(Figure record listings)
------------------------------------------------
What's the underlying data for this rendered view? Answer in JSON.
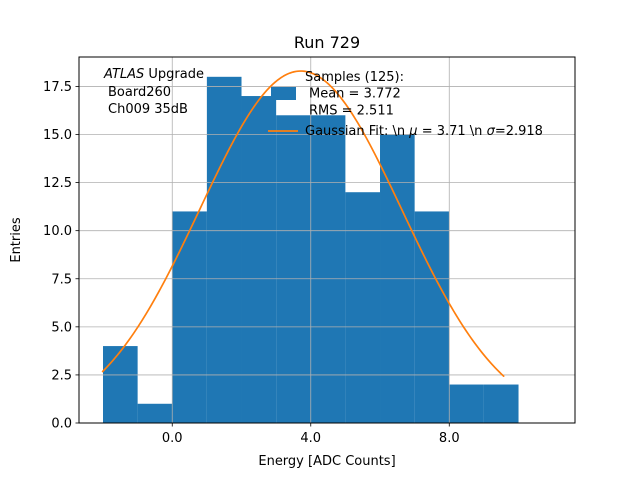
{
  "title": "Run 729",
  "axes": {
    "xlabel": "Energy [ADC Counts]",
    "ylabel": "Entries"
  },
  "annotation": {
    "line1_italic": "ATLAS",
    "line1_rest": " Upgrade",
    "line2": "Board260",
    "line3": "Ch009 35dB"
  },
  "legend": {
    "samples_title": "Samples (125):",
    "samples_mean": "Mean = 3.772",
    "samples_rms": "RMS = 2.511",
    "gaussian_prefix": "Gaussian Fit: \\n ",
    "gaussian_mu_symbol": "μ",
    "gaussian_mid": " = 3.71 \\n ",
    "gaussian_sigma_symbol": "σ",
    "gaussian_suffix": "=2.918",
    "samples_swatch_color": "#1f77b4",
    "gaussian_line_color": "#ff7f0e"
  },
  "chart_data": {
    "type": "bar",
    "subtype": "histogram-with-gaussian-overlay",
    "title": "Run 729",
    "xlabel": "Energy [ADC Counts]",
    "ylabel": "Entries",
    "bin_edges": [
      -2,
      -1,
      0,
      1,
      2,
      3,
      4,
      5,
      6,
      7,
      8,
      9,
      10
    ],
    "counts": [
      4,
      1,
      11,
      18,
      17,
      16,
      16,
      12,
      15,
      11,
      2,
      2
    ],
    "total_samples": 125,
    "mean": 3.772,
    "rms": 2.511,
    "bar_color": "#1f77b4",
    "overlay_series": {
      "name": "Gaussian Fit",
      "type": "line",
      "color": "#ff7f0e",
      "mu": 3.71,
      "sigma": 2.918,
      "amplitude": 18.3,
      "x_range": [
        -2.01,
        9.6
      ]
    },
    "xlim": [
      -2.693,
      11.631
    ],
    "ylim": [
      0,
      19.03
    ],
    "xticks": [
      0.0,
      4.0,
      8.0
    ],
    "xtick_labels": [
      "0.0",
      "4.0",
      "8.0"
    ],
    "yticks": [
      0.0,
      2.5,
      5.0,
      7.5,
      10.0,
      12.5,
      15.0,
      17.5
    ],
    "ytick_labels": [
      "0.0",
      "2.5",
      "5.0",
      "7.5",
      "10.0",
      "12.5",
      "15.0",
      "17.5"
    ],
    "grid": true,
    "grid_color": "#b0b0b0",
    "grid_above_bars": true,
    "legend_position": "upper-right-frameless"
  }
}
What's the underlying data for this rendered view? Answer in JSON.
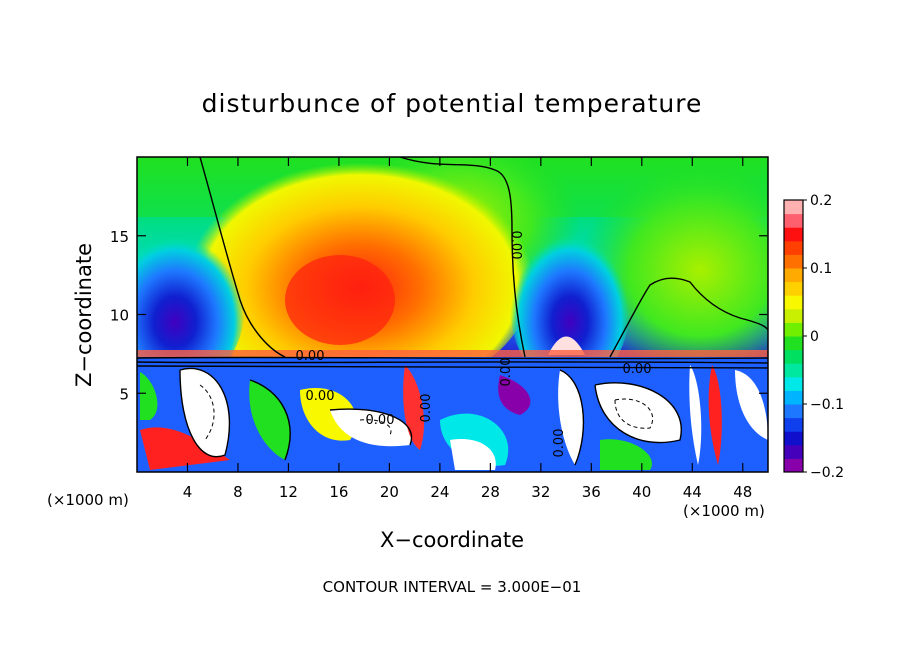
------------------------------------------------
Task description: The pictures should not appear in the copy; every other part of the records above must be returned exactly.

Answer for the task:
What's the underlying data for this rendered view? Answer in JSON.
{
  "title": "Run 729",
  "axes": {
    "xlabel": "Energy [ADC Counts]",
    "ylabel": "Entries"
  },
  "annotation": {
    "line1_italic": "ATLAS",
    "line1_rest": " Upgrade",
    "line2": "Board260",
    "line3": "Ch009 35dB"
  },
  "legend": {
    "samples_title": "Samples (125):",
    "samples_mean": "Mean = 3.772",
    "samples_rms": "RMS = 2.511",
    "gaussian_prefix": "Gaussian Fit: \\n ",
    "gaussian_mu_symbol": "μ",
    "gaussian_mid": " = 3.71 \\n ",
    "gaussian_sigma_symbol": "σ",
    "gaussian_suffix": "=2.918",
    "samples_swatch_color": "#1f77b4",
    "gaussian_line_color": "#ff7f0e"
  },
  "chart_data": {
    "type": "bar",
    "subtype": "histogram-with-gaussian-overlay",
    "title": "Run 729",
    "xlabel": "Energy [ADC Counts]",
    "ylabel": "Entries",
    "bin_edges": [
      -2,
      -1,
      0,
      1,
      2,
      3,
      4,
      5,
      6,
      7,
      8,
      9,
      10
    ],
    "counts": [
      4,
      1,
      11,
      18,
      17,
      16,
      16,
      12,
      15,
      11,
      2,
      2
    ],
    "total_samples": 125,
    "mean": 3.772,
    "rms": 2.511,
    "bar_color": "#1f77b4",
    "overlay_series": {
      "name": "Gaussian Fit",
      "type": "line",
      "color": "#ff7f0e",
      "mu": 3.71,
      "sigma": 2.918,
      "amplitude": 18.3,
      "x_range": [
        -2.01,
        9.6
      ]
    },
    "xlim": [
      -2.693,
      11.631
    ],
    "ylim": [
      0,
      19.03
    ],
    "xticks": [
      0.0,
      4.0,
      8.0
    ],
    "xtick_labels": [
      "0.0",
      "4.0",
      "8.0"
    ],
    "yticks": [
      0.0,
      2.5,
      5.0,
      7.5,
      10.0,
      12.5,
      15.0,
      17.5
    ],
    "ytick_labels": [
      "0.0",
      "2.5",
      "5.0",
      "7.5",
      "10.0",
      "12.5",
      "15.0",
      "17.5"
    ],
    "grid": true,
    "grid_color": "#b0b0b0",
    "grid_above_bars": true,
    "legend_position": "upper-right-frameless"
  }
}
What's the underlying data for this rendered view? Answer in JSON.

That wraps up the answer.